[Items from a data source]

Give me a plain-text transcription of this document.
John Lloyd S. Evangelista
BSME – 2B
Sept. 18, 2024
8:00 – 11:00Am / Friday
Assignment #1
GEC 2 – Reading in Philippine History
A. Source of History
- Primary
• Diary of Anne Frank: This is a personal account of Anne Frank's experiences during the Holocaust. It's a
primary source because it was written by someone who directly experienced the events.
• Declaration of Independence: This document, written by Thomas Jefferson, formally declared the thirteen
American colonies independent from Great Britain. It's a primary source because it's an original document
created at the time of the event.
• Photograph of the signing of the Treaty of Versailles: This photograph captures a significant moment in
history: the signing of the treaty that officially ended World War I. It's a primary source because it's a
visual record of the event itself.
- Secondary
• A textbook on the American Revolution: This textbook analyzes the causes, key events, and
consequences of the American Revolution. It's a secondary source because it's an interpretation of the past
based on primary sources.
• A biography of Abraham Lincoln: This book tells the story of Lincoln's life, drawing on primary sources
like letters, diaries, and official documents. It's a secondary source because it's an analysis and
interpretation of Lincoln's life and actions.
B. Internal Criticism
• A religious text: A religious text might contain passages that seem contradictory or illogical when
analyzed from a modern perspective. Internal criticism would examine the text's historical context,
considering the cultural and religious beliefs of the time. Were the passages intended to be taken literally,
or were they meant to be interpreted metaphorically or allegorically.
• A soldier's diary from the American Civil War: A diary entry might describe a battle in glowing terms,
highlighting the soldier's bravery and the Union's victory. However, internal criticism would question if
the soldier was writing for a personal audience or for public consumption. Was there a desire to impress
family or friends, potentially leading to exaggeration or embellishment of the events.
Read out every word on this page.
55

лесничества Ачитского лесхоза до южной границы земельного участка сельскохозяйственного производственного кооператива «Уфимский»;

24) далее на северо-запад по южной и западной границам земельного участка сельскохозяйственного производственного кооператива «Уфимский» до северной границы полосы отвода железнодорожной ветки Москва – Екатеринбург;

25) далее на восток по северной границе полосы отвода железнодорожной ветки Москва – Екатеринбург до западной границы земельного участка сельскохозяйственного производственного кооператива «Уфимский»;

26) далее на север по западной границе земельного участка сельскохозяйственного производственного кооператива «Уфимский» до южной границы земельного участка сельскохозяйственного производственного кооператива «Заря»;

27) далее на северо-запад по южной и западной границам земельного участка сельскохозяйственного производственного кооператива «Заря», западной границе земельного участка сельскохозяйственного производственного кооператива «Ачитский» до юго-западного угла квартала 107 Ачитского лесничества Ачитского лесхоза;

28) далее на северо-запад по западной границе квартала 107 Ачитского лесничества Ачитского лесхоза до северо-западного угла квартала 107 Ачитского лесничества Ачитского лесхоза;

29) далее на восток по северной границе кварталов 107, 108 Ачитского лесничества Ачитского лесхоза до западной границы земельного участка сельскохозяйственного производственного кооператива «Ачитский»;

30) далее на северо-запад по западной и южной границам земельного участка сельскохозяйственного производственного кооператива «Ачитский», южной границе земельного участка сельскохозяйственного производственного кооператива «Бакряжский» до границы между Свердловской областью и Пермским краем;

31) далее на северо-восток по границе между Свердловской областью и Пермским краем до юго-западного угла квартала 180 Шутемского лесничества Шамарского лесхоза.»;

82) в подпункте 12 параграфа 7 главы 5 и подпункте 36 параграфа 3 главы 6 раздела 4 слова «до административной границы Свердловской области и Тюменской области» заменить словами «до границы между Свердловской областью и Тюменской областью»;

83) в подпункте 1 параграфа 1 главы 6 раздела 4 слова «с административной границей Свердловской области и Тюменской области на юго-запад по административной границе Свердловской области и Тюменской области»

▸ What is required:
Extract each entry in full, exactly as given.

▸ Exercise result:
Give me a plain-text transcription of this document.
John Lloyd S. Evangelista
BSME – 2B
Sept. 18, 2024
8:00 – 11:00Am / Friday
Assignment #1
GEC 2 – Reading in Philippine History
A. Source of History
- Primary
• Diary of Anne Frank: This is a personal account of Anne Frank's experiences during the Holocaust. It's a
primary source because it was written by someone who directly experienced the events.
• Declaration of Independence: This document, written by Thomas Jefferson, formally declared the thirteen
American colonies independent from Great Britain. It's a primary source because it's an original document
created at the time of the event.
• Photograph of the signing of the Treaty of Versailles: This photograph captures a significant moment in
history: the signing of the treaty that officially ended World War I. It's a primary source because it's a
visual record of the event itself.
- Secondary
• A textbook on the American Revolution: This textbook analyzes the causes, key events, and
consequences of the American Revolution. It's a secondary source because it's an interpretation of the past
based on primary sources.
• A biography of Abraham Lincoln: This book tells the story of Lincoln's life, drawing on primary sources
like letters, diaries, and official documents. It's a secondary source because it's an analysis and
interpretation of Lincoln's life and actions.
B. Internal Criticism
• A religious text: A religious text might contain passages that seem contradictory or illogical when
analyzed from a modern perspective. Internal criticism would examine the text's historical context,
considering the cultural and religious beliefs of the time. Were the passages intended to be taken literally,
or were they meant to be interpreted metaphorically or allegorically.
• A soldier's diary from the American Civil War: A diary entry might describe a battle in glowing terms,
highlighting the soldier's bravery and the Union's victory. However, internal criticism would question if
the soldier was writing for a personal audience or for public consumption. Was there a desire to impress
family or friends, potentially leading to exaggeration or embellishment of the events.
Read out every word on this page.
55

лесничества Ачитского лесхоза до южной границы земельного участка сельскохозяйственного производственного кооператива «Уфимский»;

24) далее на северо-запад по южной и западной границам земельного участка сельскохозяйственного производственного кооператива «Уфимский» до северной границы полосы отвода железнодорожной ветки Москва – Екатеринбург;

25) далее на восток по северной границе полосы отвода железнодорожной ветки Москва – Екатеринбург до западной границы земельного участка сельскохозяйственного производственного кооператива «Уфимский»;

26) далее на север по западной границе земельного участка сельскохозяйственного производственного кооператива «Уфимский» до южной границы земельного участка сельскохозяйственного производственного кооператива «Заря»;

27) далее на северо-запад по южной и западной границам земельного участка сельскохозяйственного производственного кооператива «Заря», западной границе земельного участка сельскохозяйственного производственного кооператива «Ачитский» до юго-западного угла квартала 107 Ачитского лесничества Ачитского лесхоза;

28) далее на северо-запад по западной границе квартала 107 Ачитского лесничества Ачитского лесхоза до северо-западного угла квартала 107 Ачитского лесничества Ачитского лесхоза;

29) далее на восток по северной границе кварталов 107, 108 Ачитского лесничества Ачитского лесхоза до западной границы земельного участка сельскохозяйственного производственного кооператива «Ачитский»;

30) далее на северо-запад по западной и южной границам земельного участка сельскохозяйственного производственного кооператива «Ачитский», южной границе земельного участка сельскохозяйственного производственного кооператива «Бакряжский» до границы между Свердловской областью и Пермским краем;

31) далее на северо-восток по границе между Свердловской областью и Пермским краем до юго-западного угла квартала 180 Шутемского лесничества Шамарского лесхоза.»;

82) в подпункте 12 параграфа 7 главы 5 и подпункте 36 параграфа 3 главы 6 раздела 4 слова «до административной границы Свердловской области и Тюменской области» заменить словами «до границы между Свердловской областью и Тюменской областью»;

83) в подпункте 1 параграфа 1 главы 6 раздела 4 слова «с административной границей Свердловской области и Тюменской области на юго-запад по административной границе Свердловской области и Тюменской области»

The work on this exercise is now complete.